What the exercise asks = Select lines where the word "NationalStore" appears.
>> START Provided data
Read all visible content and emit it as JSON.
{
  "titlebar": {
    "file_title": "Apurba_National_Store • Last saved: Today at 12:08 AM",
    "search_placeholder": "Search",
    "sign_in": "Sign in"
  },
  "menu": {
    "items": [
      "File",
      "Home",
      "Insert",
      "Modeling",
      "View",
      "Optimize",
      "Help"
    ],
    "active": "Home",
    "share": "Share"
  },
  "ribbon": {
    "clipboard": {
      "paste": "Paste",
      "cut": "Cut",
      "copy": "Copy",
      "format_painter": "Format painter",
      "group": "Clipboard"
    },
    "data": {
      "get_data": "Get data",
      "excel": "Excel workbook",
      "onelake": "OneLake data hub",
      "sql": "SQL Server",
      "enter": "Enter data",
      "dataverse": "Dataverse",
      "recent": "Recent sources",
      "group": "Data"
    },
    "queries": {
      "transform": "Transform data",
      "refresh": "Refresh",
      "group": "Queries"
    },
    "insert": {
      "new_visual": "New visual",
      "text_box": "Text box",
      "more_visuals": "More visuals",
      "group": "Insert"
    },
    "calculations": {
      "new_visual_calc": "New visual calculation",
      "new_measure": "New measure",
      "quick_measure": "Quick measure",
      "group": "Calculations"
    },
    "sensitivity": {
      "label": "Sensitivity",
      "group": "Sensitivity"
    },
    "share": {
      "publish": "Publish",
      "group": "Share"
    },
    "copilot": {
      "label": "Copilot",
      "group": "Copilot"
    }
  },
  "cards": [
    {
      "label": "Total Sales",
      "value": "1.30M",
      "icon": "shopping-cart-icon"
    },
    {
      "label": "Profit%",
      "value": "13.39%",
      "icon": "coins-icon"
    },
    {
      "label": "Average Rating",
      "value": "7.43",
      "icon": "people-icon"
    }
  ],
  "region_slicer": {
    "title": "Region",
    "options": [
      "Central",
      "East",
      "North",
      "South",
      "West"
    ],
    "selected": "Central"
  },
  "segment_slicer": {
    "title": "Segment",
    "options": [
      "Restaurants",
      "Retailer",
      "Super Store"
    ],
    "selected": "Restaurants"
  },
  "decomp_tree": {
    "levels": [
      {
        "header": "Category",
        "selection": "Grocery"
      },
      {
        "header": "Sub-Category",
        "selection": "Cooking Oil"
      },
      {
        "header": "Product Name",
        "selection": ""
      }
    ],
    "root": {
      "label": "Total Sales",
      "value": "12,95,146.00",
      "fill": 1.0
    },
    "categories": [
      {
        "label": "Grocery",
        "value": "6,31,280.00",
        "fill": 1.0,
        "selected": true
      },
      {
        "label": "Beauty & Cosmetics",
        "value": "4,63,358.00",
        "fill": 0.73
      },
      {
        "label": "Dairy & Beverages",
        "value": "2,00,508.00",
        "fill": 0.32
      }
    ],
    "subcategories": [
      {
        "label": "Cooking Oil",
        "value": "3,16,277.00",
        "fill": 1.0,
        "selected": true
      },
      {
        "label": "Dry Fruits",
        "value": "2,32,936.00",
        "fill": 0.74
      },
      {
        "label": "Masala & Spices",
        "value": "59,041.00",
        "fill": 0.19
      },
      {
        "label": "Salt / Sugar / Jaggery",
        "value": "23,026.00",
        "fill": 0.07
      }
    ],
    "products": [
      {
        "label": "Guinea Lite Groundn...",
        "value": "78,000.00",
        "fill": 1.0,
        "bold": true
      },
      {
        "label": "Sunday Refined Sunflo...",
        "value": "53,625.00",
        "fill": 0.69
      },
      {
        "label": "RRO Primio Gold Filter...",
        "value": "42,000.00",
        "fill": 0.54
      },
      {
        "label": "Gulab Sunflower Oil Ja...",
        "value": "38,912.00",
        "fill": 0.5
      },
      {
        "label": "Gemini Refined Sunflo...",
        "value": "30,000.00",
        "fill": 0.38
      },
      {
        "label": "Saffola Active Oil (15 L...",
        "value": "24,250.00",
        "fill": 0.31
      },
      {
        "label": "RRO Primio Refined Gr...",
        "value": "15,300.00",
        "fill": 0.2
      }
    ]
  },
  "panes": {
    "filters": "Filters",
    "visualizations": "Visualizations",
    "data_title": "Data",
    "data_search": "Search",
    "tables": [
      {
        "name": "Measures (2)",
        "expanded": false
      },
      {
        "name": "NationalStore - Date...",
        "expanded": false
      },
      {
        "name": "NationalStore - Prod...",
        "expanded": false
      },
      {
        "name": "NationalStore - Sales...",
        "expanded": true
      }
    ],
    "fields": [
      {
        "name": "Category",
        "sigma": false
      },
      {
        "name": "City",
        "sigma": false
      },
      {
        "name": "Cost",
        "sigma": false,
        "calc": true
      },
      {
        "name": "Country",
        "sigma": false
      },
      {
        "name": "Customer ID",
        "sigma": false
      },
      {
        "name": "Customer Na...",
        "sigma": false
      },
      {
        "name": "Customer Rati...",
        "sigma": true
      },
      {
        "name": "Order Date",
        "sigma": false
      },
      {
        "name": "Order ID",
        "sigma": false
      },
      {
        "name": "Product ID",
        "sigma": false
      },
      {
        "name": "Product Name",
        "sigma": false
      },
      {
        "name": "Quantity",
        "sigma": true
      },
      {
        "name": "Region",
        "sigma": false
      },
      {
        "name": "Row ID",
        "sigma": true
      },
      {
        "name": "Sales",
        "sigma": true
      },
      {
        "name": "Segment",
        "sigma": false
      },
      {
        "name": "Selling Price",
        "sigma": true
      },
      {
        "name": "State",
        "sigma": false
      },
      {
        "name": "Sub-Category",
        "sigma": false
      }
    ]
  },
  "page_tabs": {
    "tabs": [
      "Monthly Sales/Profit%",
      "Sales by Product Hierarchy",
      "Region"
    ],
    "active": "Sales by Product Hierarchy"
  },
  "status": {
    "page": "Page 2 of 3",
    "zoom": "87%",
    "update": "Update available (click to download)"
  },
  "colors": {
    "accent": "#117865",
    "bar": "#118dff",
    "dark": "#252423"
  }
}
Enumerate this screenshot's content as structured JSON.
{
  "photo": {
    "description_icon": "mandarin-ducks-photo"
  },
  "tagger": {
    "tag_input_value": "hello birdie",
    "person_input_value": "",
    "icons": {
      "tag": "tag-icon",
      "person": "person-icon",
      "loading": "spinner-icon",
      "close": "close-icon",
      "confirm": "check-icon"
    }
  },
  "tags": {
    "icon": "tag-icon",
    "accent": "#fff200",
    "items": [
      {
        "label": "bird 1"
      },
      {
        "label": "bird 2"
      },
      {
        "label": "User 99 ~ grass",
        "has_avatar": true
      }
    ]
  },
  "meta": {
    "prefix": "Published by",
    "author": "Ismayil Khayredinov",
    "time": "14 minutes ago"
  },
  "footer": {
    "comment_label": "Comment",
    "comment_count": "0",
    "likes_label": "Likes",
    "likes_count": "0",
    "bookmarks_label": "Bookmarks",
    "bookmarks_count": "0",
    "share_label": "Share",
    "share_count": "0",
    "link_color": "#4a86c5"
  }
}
>> END Provided data
Solution to this task =
        "name": "NationalStore - Date...",
        "name": "NationalStore - Prod...",
        "name": "NationalStore - Sales...",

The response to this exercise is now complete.